- What you are asked to do
Pick every line with "name" from the material below.

►

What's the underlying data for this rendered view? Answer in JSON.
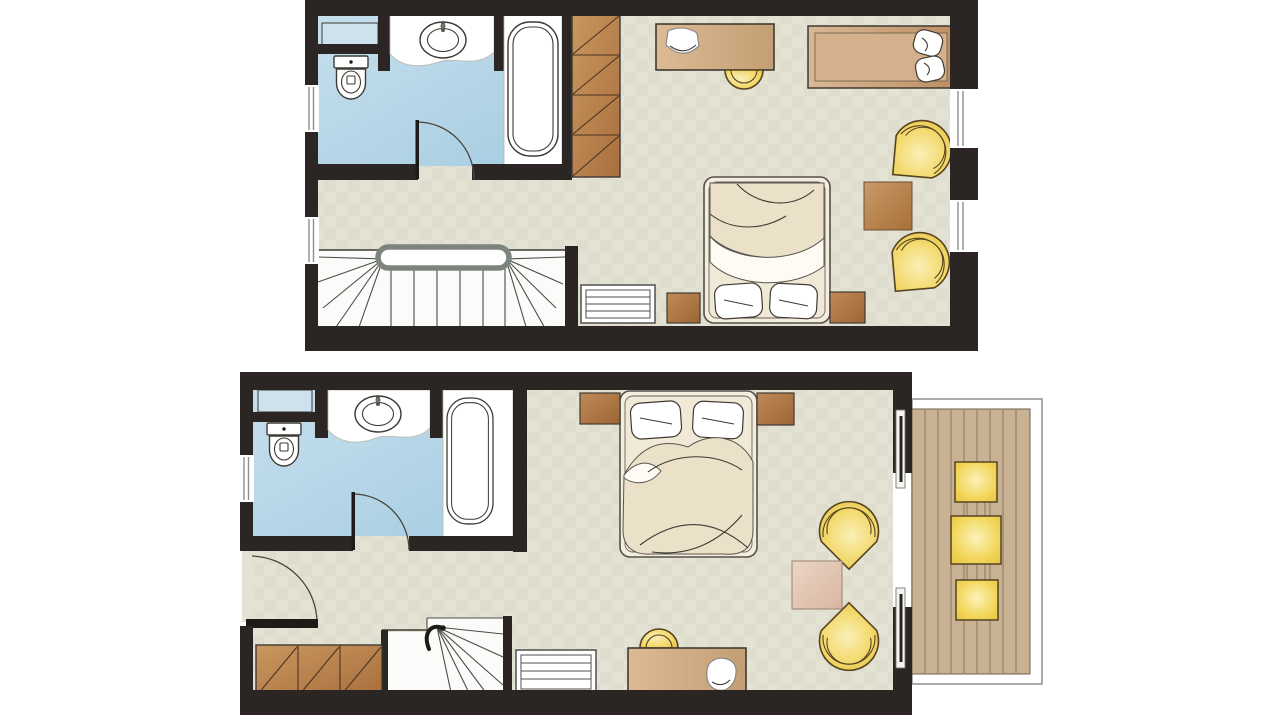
{
  "canvas": {
    "width": 1279,
    "height": 720,
    "background": "#ffffff"
  },
  "palette": {
    "wall": "#2b2623",
    "floor": "#e4e2d3",
    "shelf": "#cde2ed",
    "white": "#ffffff",
    "outline": "#3f3a34",
    "glass": "#8f8f8f",
    "railing": "#7d837d",
    "stairLine": "#4c4c49",
    "radiator": "#4f4f4f",
    "chairOutline": "#564420",
    "deck": "#c9b293",
    "deckLine": "#81725b",
    "linen": "#f3edde",
    "mattress": "#f0e9d7",
    "duvet": "#ebe1c9",
    "sheet": "#fdfbf3",
    "bathFloorLight": "#c6dfed",
    "bathFloorDark": "#a6cde1",
    "woodLight": "#c9975f",
    "woodDark": "#a96f3e",
    "deskLight": "#dcba94",
    "deskDark": "#c49e74",
    "nightLight": "#c08a58",
    "nightDark": "#9c6535",
    "tableLight": "#c89a68",
    "tableDark": "#a87038",
    "pinkLight": "#ecd6c5",
    "pinkDark": "#d9b5a2",
    "sofaLight": "#d9b895",
    "sofaDark": "#bd8f63",
    "chairCenter": "#faf0b8",
    "chairMid": "#f3d96d",
    "chairEdge": "#e3bd40",
    "cushCenter": "#fbf2bb",
    "cushMid": "#f2d75c",
    "cushEdge": "#e8c33e"
  },
  "floors": [
    {
      "id": "upper-floor",
      "position": "top",
      "rooms": [
        {
          "name": "bathroom",
          "features": [
            "wall-shelf",
            "toilet",
            "washbasin-counter",
            "bathtub",
            "bathroom-door"
          ]
        },
        {
          "name": "dressing-area",
          "features": [
            "built-in-wardrobe"
          ]
        },
        {
          "name": "bedroom-living-room",
          "features": [
            "desk",
            "desk-lamp",
            "desk-chair",
            "daybed",
            "armchair",
            "armchair",
            "side-table",
            "double-bed",
            "pillow",
            "pillow",
            "nightstand",
            "nightstand",
            "radiator"
          ]
        },
        {
          "name": "staircase-landing",
          "features": [
            "staircase-down",
            "handrail"
          ]
        }
      ],
      "windows": [
        {
          "wall": "left",
          "count": 2
        },
        {
          "wall": "right",
          "count": 2
        }
      ],
      "doors": [
        "bathroom-door"
      ]
    },
    {
      "id": "lower-floor",
      "position": "bottom",
      "rooms": [
        {
          "name": "bathroom",
          "features": [
            "wall-shelf",
            "toilet",
            "washbasin-counter",
            "bathtub",
            "bathroom-door"
          ]
        },
        {
          "name": "bedroom-living-room",
          "features": [
            "double-bed",
            "pillow",
            "pillow",
            "nightstand",
            "nightstand",
            "armchair",
            "armchair",
            "coffee-table",
            "desk",
            "desk-lamp",
            "desk-chair",
            "radiator"
          ]
        },
        {
          "name": "entry",
          "features": [
            "entrance-door",
            "built-in-wardrobe",
            "winder-staircase-up"
          ]
        },
        {
          "name": "balcony",
          "features": [
            "wood-deck",
            "seat-cushion",
            "table-cushion",
            "seat-cushion",
            "sliding-door"
          ]
        }
      ],
      "windows": [
        {
          "wall": "left",
          "count": 1
        }
      ],
      "doors": [
        "entrance-door",
        "bathroom-door",
        "sliding-balcony-door"
      ]
    }
  ]
}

◄

- Exercise response
          "name": "bathroom",
          "name": "dressing-area",
          "name": "bedroom-living-room",
          "name": "staircase-landing",
          "name": "bathroom",
          "name": "bedroom-living-room",
          "name": "entry",
          "name": "balcony",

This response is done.